Text extract:
Not that often to be fair- I do occasionally tail off the volume of sustains.


Michaelt said:


> Are you perhaps trying to perform multiple parts simultaneously when you'd be better served by addressing them one at a time?


No! I play in each part separately and find adjusting velocities when necessary in the piano roll sufficient to achieve very realistic results.


Michaelt said:


> I can't help but feel you must be misunderstanding something about how this all works, since using a continuous control for dynamics is not the norm just because it somehow applies only to "film hybrid scoring." It is the norm because it represents the constantly changing expressive parameters of a real instrumental performance.


I totally agree that for timbre or volume crescendo/decrescendo CC is the obviously the only choice by its very nature of continuous control but it's specifically the starting timbre dynamic before I strike the keys that doesn't make any sense to me to have to have to ride the modwheel for when the natural way is to strike the keys harder or softer to trigger the required response from the instrument.


Michaelt said:


> And there are many libraries that _do_ utilize velocity to control an independent attack strength parameter.

Information supplied:
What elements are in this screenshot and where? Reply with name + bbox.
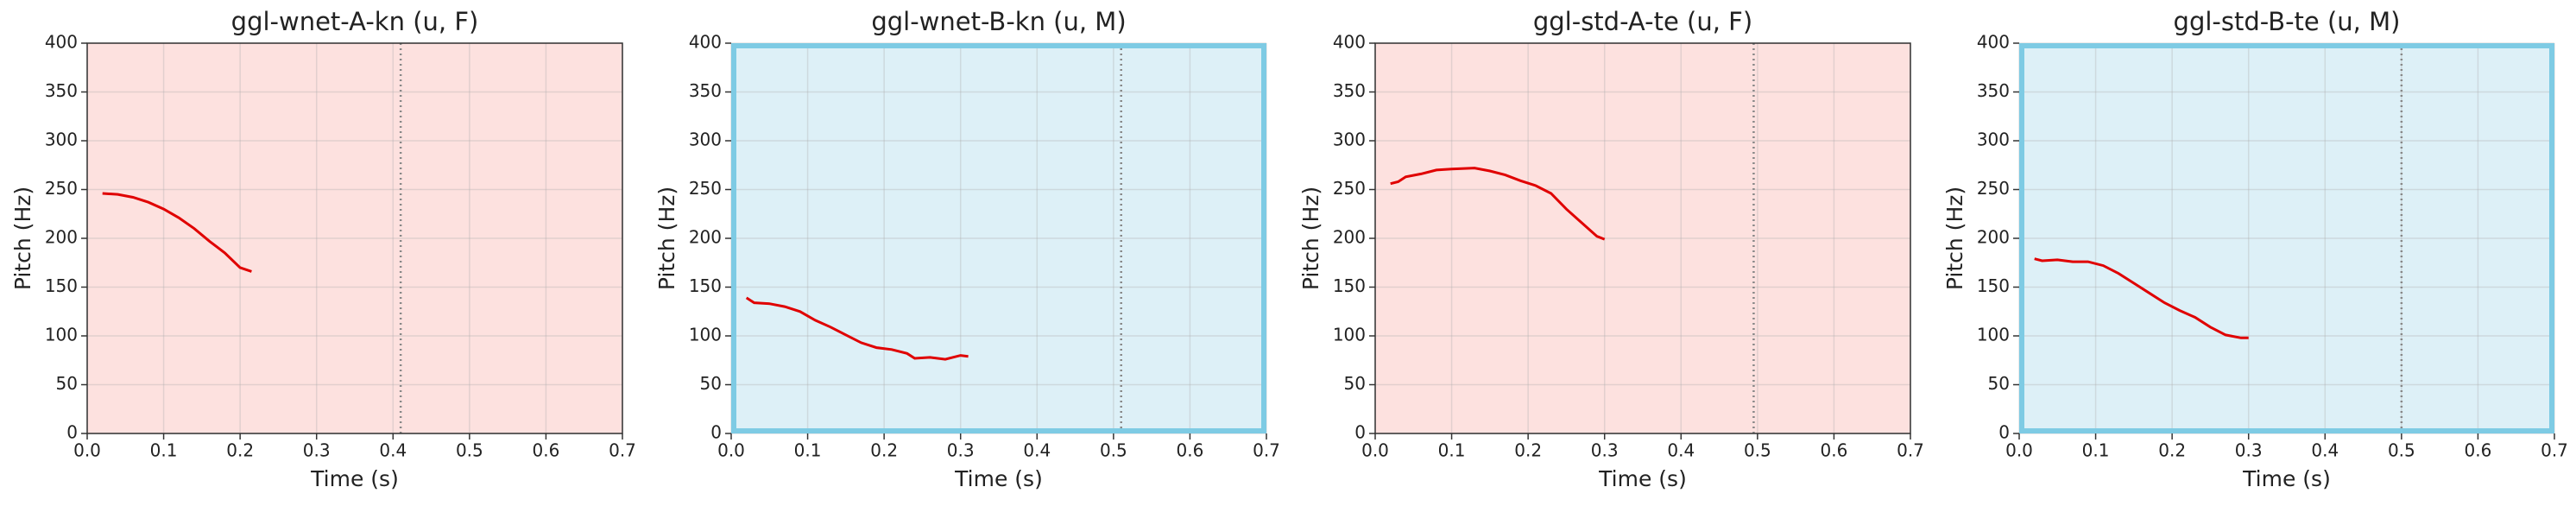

Instruction:
Answer these questions about the forum thread:
(a) Does the poster play the parts in together or one at a time?
(b) Where does the poster adjust velocities when needed?
(c) According to Michaelt's last quoted line, what do many libraries use velocity to control?
The data is separate material with no connection to the thread.

Solution for this problem:
(a) One at a time; the poster plays in each part separately.
(b) In the piano roll.
(c) An independent attack strength parameter.